→ Prompt
Transcribe every entry that follows exactly, omitting all pictures.

→ Dataset

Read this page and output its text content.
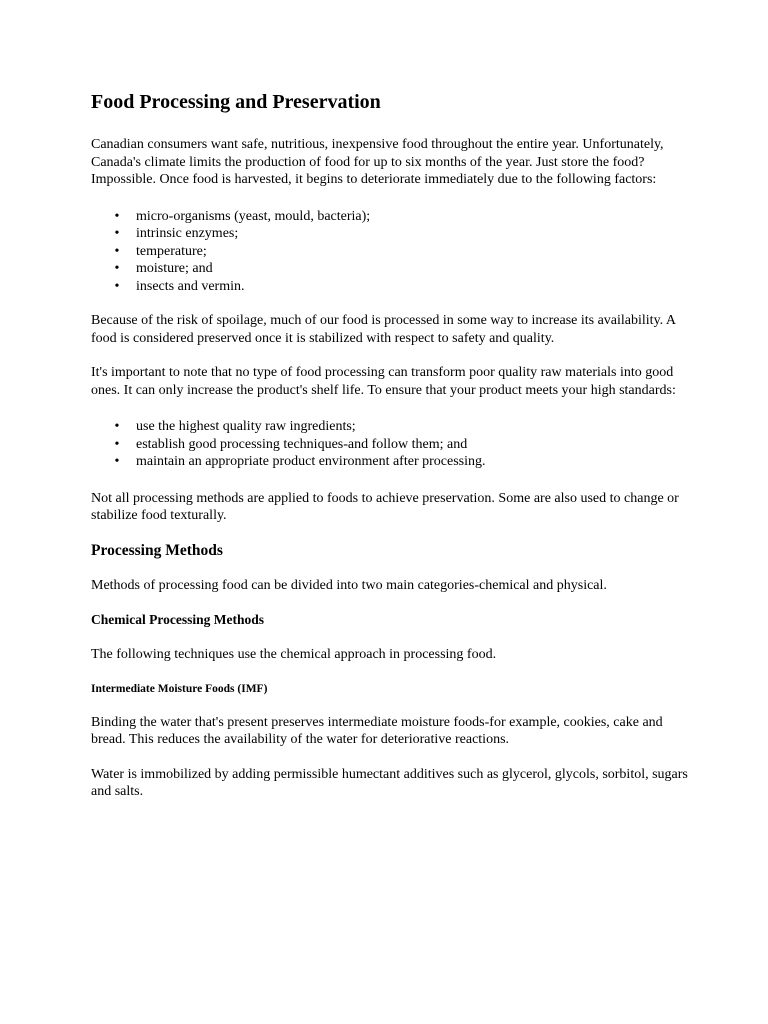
Food Processing and Preservation

Canadian consumers want safe, nutritious, inexpensive food throughout the entire year. Unfortunately, Canada's climate limits the production of food for up to six months of the year. Just store the food? Impossible. Once food is harvested, it begins to deteriorate immediately due to the following factors:

• micro-organisms (yeast, mould, bacteria);
• intrinsic enzymes;
• temperature;
• moisture; and
• insects and vermin.

Because of the risk of spoilage, much of our food is processed in some way to increase its availability. A food is considered preserved once it is stabilized with respect to safety and quality.

It's important to note that no type of food processing can transform poor quality raw materials into good ones. It can only increase the product's shelf life. To ensure that your product meets your high standards:

• use the highest quality raw ingredients;
• establish good processing techniques-and follow them; and
• maintain an appropriate product environment after processing.

Not all processing methods are applied to foods to achieve preservation. Some are also used to change or stabilize food texturally.

Processing Methods

Methods of processing food can be divided into two main categories-chemical and physical.

Chemical Processing Methods

The following techniques use the chemical approach in processing food.

Intermediate Moisture Foods (IMF)

Binding the water that's present preserves intermediate moisture foods-for example, cookies, cake and bread. This reduces the availability of the water for deteriorative reactions.

Water is immobilized by adding permissible humectant additives such as glycerol, glycols, sorbitol, sugars and salts.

→ Task result
Read this page and output its text content.
Food Processing and Preservation

Canadian consumers want safe, nutritious, inexpensive food throughout the entire year. Unfortunately, Canada's climate limits the production of food for up to six months of the year. Just store the food? Impossible. Once food is harvested, it begins to deteriorate immediately due to the following factors:

• micro-organisms (yeast, mould, bacteria);
• intrinsic enzymes;
• temperature;
• moisture; and
• insects and vermin.

Because of the risk of spoilage, much of our food is processed in some way to increase its availability. A food is considered preserved once it is stabilized with respect to safety and quality.

It's important to note that no type of food processing can transform poor quality raw materials into good ones. It can only increase the product's shelf life. To ensure that your product meets your high standards:

• use the highest quality raw ingredients;
• establish good processing techniques-and follow them; and
• maintain an appropriate product environment after processing.

Not all processing methods are applied to foods to achieve preservation. Some are also used to change or stabilize food texturally.

Processing Methods

Methods of processing food can be divided into two main categories-chemical and physical.

Chemical Processing Methods

The following techniques use the chemical approach in processing food.

Intermediate Moisture Foods (IMF)

Binding the water that's present preserves intermediate moisture foods-for example, cookies, cake and bread. This reduces the availability of the water for deteriorative reactions.

Water is immobilized by adding permissible humectant additives such as glycerol, glycols, sorbitol, sugars and salts.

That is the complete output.